■ **TASK A**: In the text on quadrilateral and triangle angles, what is the sum of the angles 45°, 64° and 72°?

■ **EXTRACTED TEXT**:

===============

Suppose all the angles of the quadrilateral = x
We know that,
Sum of all angles of a quadrilateral = 360°
⇒ x + x + x + x = 360°
⇒ 4x = 360°
⇒ x = 360°/4
⇒ x = 90°
Hence, the quadrilateral is a rectangle.

Q.6. Diagonals of a rectangle are equal and perpendicular. Is this statement true? Give reason for your answer.

The statement “diagonals of a rectangle are equal and perpendicular” is false.
We know that,
Diagonals of a rectangle bisect each other.
Therefore, they are equal but they are not perpendicular.
Hence, the statement is not true.

Q.7. Can all the four angles of a quadrilateral be obtuse angles? Give reason for your answer.

All the four angles of a quadrilateral cannot be obtuse angles.
Justification:
We know that,
Sum of all angles of a quadrilateral = 360°
So, at least one angle should be acute angle.
Hence, all the four angles of a quadrilateral cannot be obtuse angles.

Q.8. For what value of x + y in Fig. 6.4 will ABC be a line? Justify your answer.

The value of x + y can't be find out with the given data.
No, ABC is not a line as it not straight, it is bent at point B.

Q.9. Can a triangle have all angles less than 60°? Give reason for your answer.

By angle sum property, we know, the sum of all angles of a triangle = 180°.
⇒ 60° + 60° + 60°
= 180°.
If all the these angles is less than 60°, then there sum together would not make 180°.
Say for example, 30°, 40° and 50°  are 3 angles of the triangle.
∴ 30 + 40 + 50 = 120° < 180° .
Therefore, it is not possible.
Hence, the answer is No.

Q.10. Can a triangle have two obtuse angles? Give reason for your answer.

An angle whose measure is more than 90° but less than 180° is called an obtuse angle.
An triangle cannot have two obtuse angles because the sum of all the angles of it cannot be more than 180°. It is always equal to 180°.

Q.11. How many triangles can be drawn having its angles as 45°, 64° and 72°? Give reason for your answer.

The three angles given are 45°, 64°, 72°
Now, sum of angles = 45 + 64 +72
Sum of angles = 181°
Sum of angles of triangle cannot be more than 180°.
Hence, triangle is not possible.

Q.12. How many triangles can be drawn having its angles as 53°, 64° and 63°? Give reason for your answer.

The three angles given are 54°, 64°, 63°
Now, sum of angles = 53 + 64 + 63
Sum of angles = 180°
Sum of angles of triangle is 180°.
Hence, infinitely many triangles can be formed with these three angles.

===============

■ **AVAILABLE RECORDS**:

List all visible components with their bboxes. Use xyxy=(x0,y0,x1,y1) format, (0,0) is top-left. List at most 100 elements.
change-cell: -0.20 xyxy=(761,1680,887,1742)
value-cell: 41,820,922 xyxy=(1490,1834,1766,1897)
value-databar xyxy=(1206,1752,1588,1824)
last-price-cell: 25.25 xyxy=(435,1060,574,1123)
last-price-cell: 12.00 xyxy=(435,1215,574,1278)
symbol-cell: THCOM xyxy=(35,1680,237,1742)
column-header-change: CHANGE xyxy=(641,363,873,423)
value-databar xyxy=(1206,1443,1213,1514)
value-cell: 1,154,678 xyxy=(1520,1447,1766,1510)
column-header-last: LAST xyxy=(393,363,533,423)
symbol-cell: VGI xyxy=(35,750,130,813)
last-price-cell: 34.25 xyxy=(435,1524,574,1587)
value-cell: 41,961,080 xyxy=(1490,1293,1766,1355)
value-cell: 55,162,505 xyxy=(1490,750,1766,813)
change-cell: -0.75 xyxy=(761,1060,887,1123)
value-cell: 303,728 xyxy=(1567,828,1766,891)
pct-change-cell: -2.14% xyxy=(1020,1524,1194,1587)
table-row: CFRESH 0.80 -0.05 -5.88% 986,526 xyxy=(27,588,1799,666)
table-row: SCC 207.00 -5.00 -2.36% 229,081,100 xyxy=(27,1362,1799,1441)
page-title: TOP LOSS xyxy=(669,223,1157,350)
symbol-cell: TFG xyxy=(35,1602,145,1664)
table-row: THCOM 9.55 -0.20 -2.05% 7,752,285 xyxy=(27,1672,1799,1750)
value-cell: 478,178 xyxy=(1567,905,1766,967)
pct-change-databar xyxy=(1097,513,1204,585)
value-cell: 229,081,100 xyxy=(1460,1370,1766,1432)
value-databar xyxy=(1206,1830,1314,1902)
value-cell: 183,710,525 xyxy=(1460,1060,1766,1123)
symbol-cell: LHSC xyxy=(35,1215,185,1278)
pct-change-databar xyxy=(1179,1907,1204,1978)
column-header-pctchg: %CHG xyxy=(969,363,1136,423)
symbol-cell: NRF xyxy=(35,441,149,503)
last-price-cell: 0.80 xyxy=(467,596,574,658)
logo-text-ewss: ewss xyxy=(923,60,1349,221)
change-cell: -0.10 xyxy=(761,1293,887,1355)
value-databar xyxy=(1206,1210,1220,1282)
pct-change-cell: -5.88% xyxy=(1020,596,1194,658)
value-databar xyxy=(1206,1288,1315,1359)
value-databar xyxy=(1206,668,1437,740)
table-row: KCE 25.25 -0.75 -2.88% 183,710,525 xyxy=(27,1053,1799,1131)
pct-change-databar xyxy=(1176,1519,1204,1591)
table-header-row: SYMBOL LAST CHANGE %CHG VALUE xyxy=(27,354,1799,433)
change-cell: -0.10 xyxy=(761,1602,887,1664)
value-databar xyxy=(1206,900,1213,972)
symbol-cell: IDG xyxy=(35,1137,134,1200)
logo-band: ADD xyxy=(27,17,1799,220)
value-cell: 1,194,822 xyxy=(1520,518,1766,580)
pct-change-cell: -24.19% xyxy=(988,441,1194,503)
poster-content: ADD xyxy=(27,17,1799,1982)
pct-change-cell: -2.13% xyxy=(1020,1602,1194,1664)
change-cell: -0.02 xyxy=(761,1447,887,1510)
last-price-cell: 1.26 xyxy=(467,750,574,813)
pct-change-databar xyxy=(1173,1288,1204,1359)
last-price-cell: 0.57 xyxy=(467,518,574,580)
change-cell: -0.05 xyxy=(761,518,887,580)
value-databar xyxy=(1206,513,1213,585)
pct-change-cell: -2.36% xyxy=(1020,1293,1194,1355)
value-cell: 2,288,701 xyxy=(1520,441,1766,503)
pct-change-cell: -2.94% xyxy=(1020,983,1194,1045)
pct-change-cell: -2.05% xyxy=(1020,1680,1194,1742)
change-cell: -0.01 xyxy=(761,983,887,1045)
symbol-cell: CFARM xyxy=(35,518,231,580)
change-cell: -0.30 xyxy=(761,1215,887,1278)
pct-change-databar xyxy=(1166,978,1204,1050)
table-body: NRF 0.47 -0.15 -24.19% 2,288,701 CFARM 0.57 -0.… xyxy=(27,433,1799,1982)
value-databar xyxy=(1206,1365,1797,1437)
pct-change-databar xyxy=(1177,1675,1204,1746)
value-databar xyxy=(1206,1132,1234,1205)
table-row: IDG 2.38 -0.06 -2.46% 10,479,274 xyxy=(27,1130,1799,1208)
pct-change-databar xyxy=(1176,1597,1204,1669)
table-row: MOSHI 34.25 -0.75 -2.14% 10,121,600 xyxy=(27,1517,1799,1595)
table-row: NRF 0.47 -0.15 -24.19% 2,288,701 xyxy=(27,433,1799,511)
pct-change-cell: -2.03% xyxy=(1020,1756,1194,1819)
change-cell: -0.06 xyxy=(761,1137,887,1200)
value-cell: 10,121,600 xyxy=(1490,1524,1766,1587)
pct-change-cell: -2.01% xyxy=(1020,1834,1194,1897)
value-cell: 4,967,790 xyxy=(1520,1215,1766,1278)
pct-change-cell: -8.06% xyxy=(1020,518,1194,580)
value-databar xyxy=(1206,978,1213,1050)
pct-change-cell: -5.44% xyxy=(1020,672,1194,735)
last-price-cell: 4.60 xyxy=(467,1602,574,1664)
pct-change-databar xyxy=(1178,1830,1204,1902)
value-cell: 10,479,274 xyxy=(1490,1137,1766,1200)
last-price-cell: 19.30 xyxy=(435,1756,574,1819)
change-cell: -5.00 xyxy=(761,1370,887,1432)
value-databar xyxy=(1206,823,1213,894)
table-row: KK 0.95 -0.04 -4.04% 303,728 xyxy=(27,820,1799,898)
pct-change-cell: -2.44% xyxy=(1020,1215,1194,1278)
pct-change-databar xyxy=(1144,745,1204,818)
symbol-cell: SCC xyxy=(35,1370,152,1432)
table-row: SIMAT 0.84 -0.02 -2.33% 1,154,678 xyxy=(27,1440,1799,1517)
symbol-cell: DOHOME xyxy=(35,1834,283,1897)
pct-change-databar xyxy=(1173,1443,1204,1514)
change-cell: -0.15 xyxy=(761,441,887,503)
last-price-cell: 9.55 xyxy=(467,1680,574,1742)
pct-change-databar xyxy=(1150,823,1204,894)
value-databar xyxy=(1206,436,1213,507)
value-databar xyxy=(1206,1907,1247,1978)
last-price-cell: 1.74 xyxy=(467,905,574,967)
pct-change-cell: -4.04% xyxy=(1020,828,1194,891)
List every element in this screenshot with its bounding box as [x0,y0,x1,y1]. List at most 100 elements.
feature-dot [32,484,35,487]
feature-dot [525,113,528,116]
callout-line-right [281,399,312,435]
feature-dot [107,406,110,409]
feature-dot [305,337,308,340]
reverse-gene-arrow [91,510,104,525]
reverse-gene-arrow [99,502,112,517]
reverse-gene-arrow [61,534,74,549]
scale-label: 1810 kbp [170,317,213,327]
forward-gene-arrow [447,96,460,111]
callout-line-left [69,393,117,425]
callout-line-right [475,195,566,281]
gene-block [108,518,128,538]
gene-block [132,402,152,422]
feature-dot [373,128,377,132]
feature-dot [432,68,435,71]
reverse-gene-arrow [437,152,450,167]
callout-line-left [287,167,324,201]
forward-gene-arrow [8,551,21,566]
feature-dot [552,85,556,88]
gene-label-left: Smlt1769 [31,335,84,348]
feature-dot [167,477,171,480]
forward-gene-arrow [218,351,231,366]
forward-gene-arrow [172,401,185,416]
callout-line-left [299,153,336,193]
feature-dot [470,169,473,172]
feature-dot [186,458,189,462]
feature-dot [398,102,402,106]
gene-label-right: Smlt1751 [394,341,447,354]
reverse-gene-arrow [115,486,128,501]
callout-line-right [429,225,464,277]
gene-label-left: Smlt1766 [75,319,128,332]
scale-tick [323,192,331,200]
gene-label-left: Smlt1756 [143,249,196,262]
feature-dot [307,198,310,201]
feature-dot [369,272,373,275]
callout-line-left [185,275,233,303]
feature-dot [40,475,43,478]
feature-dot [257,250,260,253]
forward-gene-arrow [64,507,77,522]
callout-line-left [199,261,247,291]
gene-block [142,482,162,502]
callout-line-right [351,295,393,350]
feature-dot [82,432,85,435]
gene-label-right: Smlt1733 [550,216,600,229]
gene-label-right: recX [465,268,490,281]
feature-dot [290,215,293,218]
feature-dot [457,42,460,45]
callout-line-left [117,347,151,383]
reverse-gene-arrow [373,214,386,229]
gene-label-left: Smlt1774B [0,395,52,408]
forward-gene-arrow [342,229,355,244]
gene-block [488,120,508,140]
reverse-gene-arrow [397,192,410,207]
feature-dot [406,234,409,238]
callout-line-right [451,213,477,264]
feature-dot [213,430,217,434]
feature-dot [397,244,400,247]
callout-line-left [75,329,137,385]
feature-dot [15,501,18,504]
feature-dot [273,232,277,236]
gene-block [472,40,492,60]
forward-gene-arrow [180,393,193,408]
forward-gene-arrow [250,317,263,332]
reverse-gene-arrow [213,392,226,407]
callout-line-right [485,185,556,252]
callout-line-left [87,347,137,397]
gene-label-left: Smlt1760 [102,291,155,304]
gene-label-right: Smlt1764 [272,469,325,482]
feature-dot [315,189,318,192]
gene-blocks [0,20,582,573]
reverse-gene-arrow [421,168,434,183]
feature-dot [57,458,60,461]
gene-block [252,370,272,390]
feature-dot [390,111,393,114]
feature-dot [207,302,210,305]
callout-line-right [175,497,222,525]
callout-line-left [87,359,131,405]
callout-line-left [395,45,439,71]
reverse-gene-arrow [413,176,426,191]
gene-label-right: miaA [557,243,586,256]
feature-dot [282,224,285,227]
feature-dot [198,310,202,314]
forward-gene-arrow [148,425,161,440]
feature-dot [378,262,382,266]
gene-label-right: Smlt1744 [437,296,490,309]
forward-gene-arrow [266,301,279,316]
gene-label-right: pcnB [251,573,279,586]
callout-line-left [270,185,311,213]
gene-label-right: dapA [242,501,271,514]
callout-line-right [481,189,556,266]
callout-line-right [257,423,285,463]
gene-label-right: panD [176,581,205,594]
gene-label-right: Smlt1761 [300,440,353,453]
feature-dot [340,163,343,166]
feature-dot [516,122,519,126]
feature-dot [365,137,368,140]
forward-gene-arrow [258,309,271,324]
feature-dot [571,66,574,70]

===============

■ **TASK B**: Copy the records from their first line through the line that contains "page-title: TOP LOSS xyxy=(669,223,1157,350)", including both of those lines.

■ **EXERCISE SOLUTION A**: 181°

■ **EXERCISE SOLUTION B**:
List all visible components with their bboxes. Use xyxy=(x0,y0,x1,y1) format, (0,0) is top-left. List at most 100 elements.
change-cell: -0.20 xyxy=(761,1680,887,1742)
value-cell: 41,820,922 xyxy=(1490,1834,1766,1897)
value-databar xyxy=(1206,1752,1588,1824)
last-price-cell: 25.25 xyxy=(435,1060,574,1123)
last-price-cell: 12.00 xyxy=(435,1215,574,1278)
symbol-cell: THCOM xyxy=(35,1680,237,1742)
column-header-change: CHANGE xyxy=(641,363,873,423)
value-databar xyxy=(1206,1443,1213,1514)
value-cell: 1,154,678 xyxy=(1520,1447,1766,1510)
column-header-last: LAST xyxy=(393,363,533,423)
symbol-cell: VGI xyxy=(35,750,130,813)
last-price-cell: 34.25 xyxy=(435,1524,574,1587)
value-cell: 41,961,080 xyxy=(1490,1293,1766,1355)
value-cell: 55,162,505 xyxy=(1490,750,1766,813)
change-cell: -0.75 xyxy=(761,1060,887,1123)
value-cell: 303,728 xyxy=(1567,828,1766,891)
pct-change-cell: -2.14% xyxy=(1020,1524,1194,1587)
table-row: CFRESH 0.80 -0.05 -5.88% 986,526 xyxy=(27,588,1799,666)
table-row: SCC 207.00 -5.00 -2.36% 229,081,100 xyxy=(27,1362,1799,1441)
page-title: TOP LOSS xyxy=(669,223,1157,350)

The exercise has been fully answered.